◆ **Stated problem**
Without including the pictures, copy out every line below.

◆ **Source records**
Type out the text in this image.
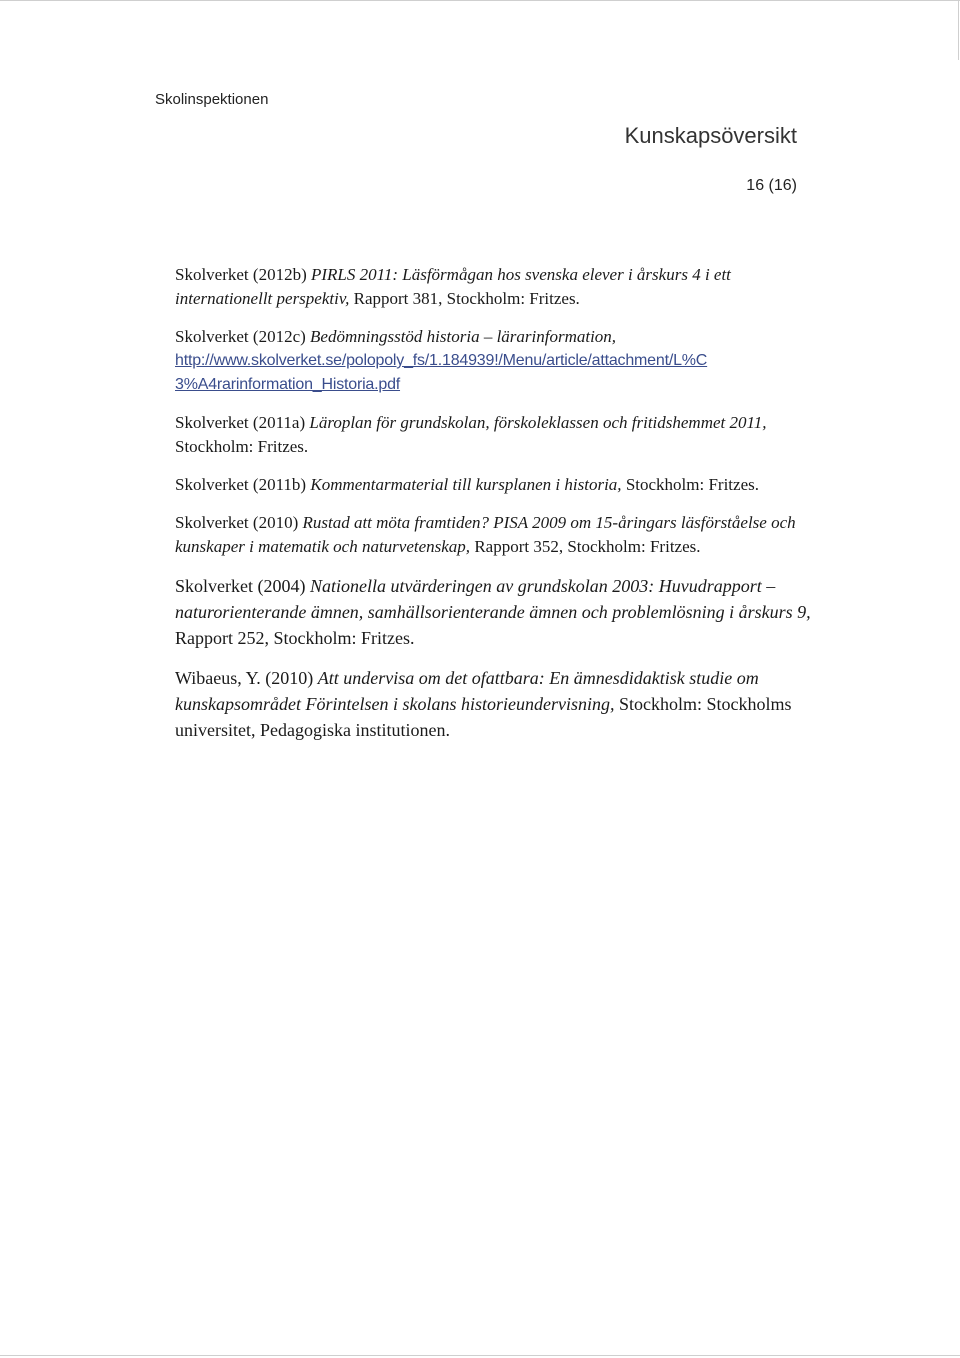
Skolinspektionen
Kunskapsöversikt
16 (16)

Skolverket (2012b) PIRLS 2011: Läsförmågan hos svenska elever i årskurs 4 i ett internationellt perspektiv, Rapport 381, Stockholm: Fritzes.

Skolverket (2012c) Bedömningsstöd historia – lärarinformation,
http://www.skolverket.se/polopoly_fs/1.184939!/Menu/article/attachment/L%C
3%A4rarinformation_Historia.pdf

Skolverket (2011a) Läroplan för grundskolan, förskoleklassen och fritidshemmet 2011, Stockholm: Fritzes.

Skolverket (2011b) Kommentarmaterial till kursplanen i historia, Stockholm: Fritzes.

Skolverket (2010) Rustad att möta framtiden? PISA 2009 om 15-åringars läsförståelse och kunskaper i matematik och naturvetenskap, Rapport 352, Stockholm: Fritzes.

Skolverket (2004) Nationella utvärderingen av grundskolan 2003: Huvudrapport – naturorienterande ämnen, samhällsorienterande ämnen och problemlösning i årskurs 9, Rapport 252, Stockholm: Fritzes.

Wibaeus, Y. (2010) Att undervisa om det ofattbara: En ämnesdidaktisk studie om kunskapsområdet Förintelsen i skolans historieundervisning, Stockholm: Stockholms universitet, Pedagogiska institutionen.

◆ **Output**
Type out the text in this image.
Skolinspektionen
Kunskapsöversikt
16 (16)

Skolverket (2012b) PIRLS 2011: Läsförmågan hos svenska elever i årskurs 4 i ett internationellt perspektiv, Rapport 381, Stockholm: Fritzes.

Skolverket (2012c) Bedömningsstöd historia – lärarinformation,
http://www.skolverket.se/polopoly_fs/1.184939!/Menu/article/attachment/L%C
3%A4rarinformation_Historia.pdf

Skolverket (2011a) Läroplan för grundskolan, förskoleklassen och fritidshemmet 2011, Stockholm: Fritzes.

Skolverket (2011b) Kommentarmaterial till kursplanen i historia, Stockholm: Fritzes.

Skolverket (2010) Rustad att möta framtiden? PISA 2009 om 15-åringars läsförståelse och kunskaper i matematik och naturvetenskap, Rapport 352, Stockholm: Fritzes.

Skolverket (2004) Nationella utvärderingen av grundskolan 2003: Huvudrapport – naturorienterande ämnen, samhällsorienterande ämnen och problemlösning i årskurs 9, Rapport 252, Stockholm: Fritzes.

Wibaeus, Y. (2010) Att undervisa om det ofattbara: En ämnesdidaktisk studie om kunskapsområdet Förintelsen i skolans historieundervisning, Stockholm: Stockholms universitet, Pedagogiska institutionen.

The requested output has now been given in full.